▶ **INSTRUCTION**
An exact copy of every record is needed.

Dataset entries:
====================

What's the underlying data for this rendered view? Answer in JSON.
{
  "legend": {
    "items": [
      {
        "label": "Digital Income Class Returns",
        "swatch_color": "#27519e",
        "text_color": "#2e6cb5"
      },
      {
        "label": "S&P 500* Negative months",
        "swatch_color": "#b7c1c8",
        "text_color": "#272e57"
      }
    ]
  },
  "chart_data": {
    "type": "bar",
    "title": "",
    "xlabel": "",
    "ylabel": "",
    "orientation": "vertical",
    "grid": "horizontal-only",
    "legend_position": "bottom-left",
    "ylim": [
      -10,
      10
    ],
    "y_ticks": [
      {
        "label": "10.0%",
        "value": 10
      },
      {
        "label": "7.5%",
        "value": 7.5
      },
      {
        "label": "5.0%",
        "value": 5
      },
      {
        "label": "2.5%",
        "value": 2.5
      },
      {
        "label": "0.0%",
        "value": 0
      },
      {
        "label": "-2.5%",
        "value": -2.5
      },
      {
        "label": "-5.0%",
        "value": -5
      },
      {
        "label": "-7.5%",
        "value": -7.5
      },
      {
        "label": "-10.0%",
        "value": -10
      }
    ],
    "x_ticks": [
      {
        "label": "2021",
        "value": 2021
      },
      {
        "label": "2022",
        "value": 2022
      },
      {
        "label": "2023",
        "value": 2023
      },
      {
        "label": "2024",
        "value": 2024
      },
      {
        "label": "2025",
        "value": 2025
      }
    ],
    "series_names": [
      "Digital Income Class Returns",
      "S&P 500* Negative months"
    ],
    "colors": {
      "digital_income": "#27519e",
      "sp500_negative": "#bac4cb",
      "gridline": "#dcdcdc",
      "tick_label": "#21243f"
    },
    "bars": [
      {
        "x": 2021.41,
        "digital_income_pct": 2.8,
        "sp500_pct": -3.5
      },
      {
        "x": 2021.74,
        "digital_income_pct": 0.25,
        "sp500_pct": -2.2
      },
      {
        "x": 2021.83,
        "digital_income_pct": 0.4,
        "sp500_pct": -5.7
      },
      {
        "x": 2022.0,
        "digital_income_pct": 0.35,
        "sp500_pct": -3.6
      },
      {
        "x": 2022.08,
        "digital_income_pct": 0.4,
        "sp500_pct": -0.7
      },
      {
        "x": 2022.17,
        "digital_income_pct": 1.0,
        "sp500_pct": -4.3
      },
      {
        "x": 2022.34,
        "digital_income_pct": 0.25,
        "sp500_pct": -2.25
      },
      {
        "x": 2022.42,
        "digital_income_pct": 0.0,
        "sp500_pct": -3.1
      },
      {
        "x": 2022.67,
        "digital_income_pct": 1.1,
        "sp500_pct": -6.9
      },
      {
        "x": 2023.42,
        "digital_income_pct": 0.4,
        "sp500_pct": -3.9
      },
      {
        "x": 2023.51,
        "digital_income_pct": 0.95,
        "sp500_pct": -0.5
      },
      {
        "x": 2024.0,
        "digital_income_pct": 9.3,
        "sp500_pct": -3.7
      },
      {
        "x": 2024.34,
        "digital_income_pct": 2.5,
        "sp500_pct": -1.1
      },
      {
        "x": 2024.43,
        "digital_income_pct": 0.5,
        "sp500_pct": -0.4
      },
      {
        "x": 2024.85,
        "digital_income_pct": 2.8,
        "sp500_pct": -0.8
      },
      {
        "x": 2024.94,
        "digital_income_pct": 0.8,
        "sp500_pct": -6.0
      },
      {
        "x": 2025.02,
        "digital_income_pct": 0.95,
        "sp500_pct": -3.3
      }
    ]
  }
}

====================

▶ **COMPLETED TASK**
What's the underlying data for this rendered view? Answer in JSON.
{
  "legend": {
    "items": [
      {
        "label": "Digital Income Class Returns",
        "swatch_color": "#27519e",
        "text_color": "#2e6cb5"
      },
      {
        "label": "S&P 500* Negative months",
        "swatch_color": "#b7c1c8",
        "text_color": "#272e57"
      }
    ]
  },
  "chart_data": {
    "type": "bar",
    "title": "",
    "xlabel": "",
    "ylabel": "",
    "orientation": "vertical",
    "grid": "horizontal-only",
    "legend_position": "bottom-left",
    "ylim": [
      -10,
      10
    ],
    "y_ticks": [
      {
        "label": "10.0%",
        "value": 10
      },
      {
        "label": "7.5%",
        "value": 7.5
      },
      {
        "label": "5.0%",
        "value": 5
      },
      {
        "label": "2.5%",
        "value": 2.5
      },
      {
        "label": "0.0%",
        "value": 0
      },
      {
        "label": "-2.5%",
        "value": -2.5
      },
      {
        "label": "-5.0%",
        "value": -5
      },
      {
        "label": "-7.5%",
        "value": -7.5
      },
      {
        "label": "-10.0%",
        "value": -10
      }
    ],
    "x_ticks": [
      {
        "label": "2021",
        "value": 2021
      },
      {
        "label": "2022",
        "value": 2022
      },
      {
        "label": "2023",
        "value": 2023
      },
      {
        "label": "2024",
        "value": 2024
      },
      {
        "label": "2025",
        "value": 2025
      }
    ],
    "series_names": [
      "Digital Income Class Returns",
      "S&P 500* Negative months"
    ],
    "colors": {
      "digital_income": "#27519e",
      "sp500_negative": "#bac4cb",
      "gridline": "#dcdcdc",
      "tick_label": "#21243f"
    },
    "bars": [
      {
        "x": 2021.41,
        "digital_income_pct": 2.8,
        "sp500_pct": -3.5
      },
      {
        "x": 2021.74,
        "digital_income_pct": 0.25,
        "sp500_pct": -2.2
      },
      {
        "x": 2021.83,
        "digital_income_pct": 0.4,
        "sp500_pct": -5.7
      },
      {
        "x": 2022.0,
        "digital_income_pct": 0.35,
        "sp500_pct": -3.6
      },
      {
        "x": 2022.08,
        "digital_income_pct": 0.4,
        "sp500_pct": -0.7
      },
      {
        "x": 2022.17,
        "digital_income_pct": 1.0,
        "sp500_pct": -4.3
      },
      {
        "x": 2022.34,
        "digital_income_pct": 0.25,
        "sp500_pct": -2.25
      },
      {
        "x": 2022.42,
        "digital_income_pct": 0.0,
        "sp500_pct": -3.1
      },
      {
        "x": 2022.67,
        "digital_income_pct": 1.1,
        "sp500_pct": -6.9
      },
      {
        "x": 2023.42,
        "digital_income_pct": 0.4,
        "sp500_pct": -3.9
      },
      {
        "x": 2023.51,
        "digital_income_pct": 0.95,
        "sp500_pct": -0.5
      },
      {
        "x": 2024.0,
        "digital_income_pct": 9.3,
        "sp500_pct": -3.7
      },
      {
        "x": 2024.34,
        "digital_income_pct": 2.5,
        "sp500_pct": -1.1
      },
      {
        "x": 2024.43,
        "digital_income_pct": 0.5,
        "sp500_pct": -0.4
      },
      {
        "x": 2024.85,
        "digital_income_pct": 2.8,
        "sp500_pct": -0.8
      },
      {
        "x": 2024.94,
        "digital_income_pct": 0.8,
        "sp500_pct": -6.0
      },
      {
        "x": 2025.02,
        "digital_income_pct": 0.95,
        "sp500_pct": -3.3
      }
    ]
  }
}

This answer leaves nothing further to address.